Items from a figure collection:

§ §

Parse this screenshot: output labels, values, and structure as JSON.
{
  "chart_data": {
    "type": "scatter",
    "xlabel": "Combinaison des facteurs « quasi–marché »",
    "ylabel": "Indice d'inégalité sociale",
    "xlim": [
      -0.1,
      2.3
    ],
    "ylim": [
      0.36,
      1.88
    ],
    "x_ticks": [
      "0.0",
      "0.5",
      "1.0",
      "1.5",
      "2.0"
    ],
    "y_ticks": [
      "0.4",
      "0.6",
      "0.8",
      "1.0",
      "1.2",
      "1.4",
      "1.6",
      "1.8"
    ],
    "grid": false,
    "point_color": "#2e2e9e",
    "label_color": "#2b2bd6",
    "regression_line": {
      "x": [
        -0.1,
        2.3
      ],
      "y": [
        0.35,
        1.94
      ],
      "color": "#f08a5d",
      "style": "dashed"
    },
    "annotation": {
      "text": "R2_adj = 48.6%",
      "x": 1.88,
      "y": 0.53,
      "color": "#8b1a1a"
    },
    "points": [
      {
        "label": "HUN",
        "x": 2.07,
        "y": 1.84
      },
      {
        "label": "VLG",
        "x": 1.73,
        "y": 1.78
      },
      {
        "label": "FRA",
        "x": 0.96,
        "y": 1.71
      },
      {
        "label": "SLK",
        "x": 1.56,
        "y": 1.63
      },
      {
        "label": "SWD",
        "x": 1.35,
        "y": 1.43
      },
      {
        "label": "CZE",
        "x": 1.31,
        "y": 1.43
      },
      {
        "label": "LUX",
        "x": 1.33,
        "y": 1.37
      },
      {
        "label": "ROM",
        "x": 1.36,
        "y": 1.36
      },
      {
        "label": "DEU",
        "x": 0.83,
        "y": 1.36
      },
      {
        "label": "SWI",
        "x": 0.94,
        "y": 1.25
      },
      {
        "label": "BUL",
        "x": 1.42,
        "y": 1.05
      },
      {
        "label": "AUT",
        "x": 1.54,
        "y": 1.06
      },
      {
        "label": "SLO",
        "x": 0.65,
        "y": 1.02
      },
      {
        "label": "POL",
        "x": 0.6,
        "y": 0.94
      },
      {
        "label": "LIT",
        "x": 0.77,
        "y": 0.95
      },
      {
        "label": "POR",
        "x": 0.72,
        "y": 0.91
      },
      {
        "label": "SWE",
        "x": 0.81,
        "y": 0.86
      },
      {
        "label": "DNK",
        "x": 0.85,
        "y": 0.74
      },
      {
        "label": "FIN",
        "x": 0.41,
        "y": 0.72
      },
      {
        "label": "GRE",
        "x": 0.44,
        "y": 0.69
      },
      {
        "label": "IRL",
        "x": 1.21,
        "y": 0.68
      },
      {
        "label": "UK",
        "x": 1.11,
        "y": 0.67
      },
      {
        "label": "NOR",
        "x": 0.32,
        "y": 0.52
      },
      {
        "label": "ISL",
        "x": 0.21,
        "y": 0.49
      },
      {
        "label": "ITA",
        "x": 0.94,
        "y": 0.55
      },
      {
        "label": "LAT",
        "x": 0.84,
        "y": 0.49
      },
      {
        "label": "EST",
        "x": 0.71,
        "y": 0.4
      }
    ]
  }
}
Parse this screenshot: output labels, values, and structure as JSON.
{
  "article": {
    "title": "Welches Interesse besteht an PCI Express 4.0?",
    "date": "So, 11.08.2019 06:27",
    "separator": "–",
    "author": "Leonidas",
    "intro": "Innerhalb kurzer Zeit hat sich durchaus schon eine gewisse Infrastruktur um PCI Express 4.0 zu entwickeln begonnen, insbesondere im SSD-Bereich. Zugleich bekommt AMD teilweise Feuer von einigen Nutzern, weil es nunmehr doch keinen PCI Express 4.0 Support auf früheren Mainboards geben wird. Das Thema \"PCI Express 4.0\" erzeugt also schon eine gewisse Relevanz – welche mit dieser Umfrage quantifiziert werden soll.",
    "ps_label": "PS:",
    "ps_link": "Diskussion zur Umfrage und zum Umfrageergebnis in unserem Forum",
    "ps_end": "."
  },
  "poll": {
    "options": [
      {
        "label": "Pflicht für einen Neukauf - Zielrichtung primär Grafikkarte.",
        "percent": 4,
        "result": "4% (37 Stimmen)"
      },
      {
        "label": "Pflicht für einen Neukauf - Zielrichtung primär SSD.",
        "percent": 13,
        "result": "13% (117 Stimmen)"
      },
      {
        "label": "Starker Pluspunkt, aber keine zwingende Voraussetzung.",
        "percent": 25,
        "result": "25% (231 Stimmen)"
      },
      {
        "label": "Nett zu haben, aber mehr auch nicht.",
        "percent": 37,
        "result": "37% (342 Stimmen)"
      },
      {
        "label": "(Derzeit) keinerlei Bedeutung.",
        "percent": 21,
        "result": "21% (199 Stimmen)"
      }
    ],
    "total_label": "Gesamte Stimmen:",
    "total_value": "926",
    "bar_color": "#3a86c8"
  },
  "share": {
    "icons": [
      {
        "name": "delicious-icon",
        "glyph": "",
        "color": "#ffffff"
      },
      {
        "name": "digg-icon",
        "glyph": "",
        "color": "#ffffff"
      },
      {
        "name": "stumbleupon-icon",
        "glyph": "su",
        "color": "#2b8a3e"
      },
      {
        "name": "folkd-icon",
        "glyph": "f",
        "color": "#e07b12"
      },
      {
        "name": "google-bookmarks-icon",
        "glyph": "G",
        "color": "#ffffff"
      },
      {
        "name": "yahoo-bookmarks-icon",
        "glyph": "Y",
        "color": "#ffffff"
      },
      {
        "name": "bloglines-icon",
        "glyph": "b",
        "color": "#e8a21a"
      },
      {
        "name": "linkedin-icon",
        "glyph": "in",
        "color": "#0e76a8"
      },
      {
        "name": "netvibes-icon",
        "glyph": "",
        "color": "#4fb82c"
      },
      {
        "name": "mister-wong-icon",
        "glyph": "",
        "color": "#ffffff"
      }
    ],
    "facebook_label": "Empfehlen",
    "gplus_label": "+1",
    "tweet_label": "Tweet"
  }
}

§ §

Exercise goal:
Write out every line of the entries that holds the word "Pflicht".

Correct answer:
        "label": "Pflicht für einen Neukauf - Zielrichtung primär Grafikkarte.",
        "label": "Pflicht für einen Neukauf - Zielrichtung primär SSD.",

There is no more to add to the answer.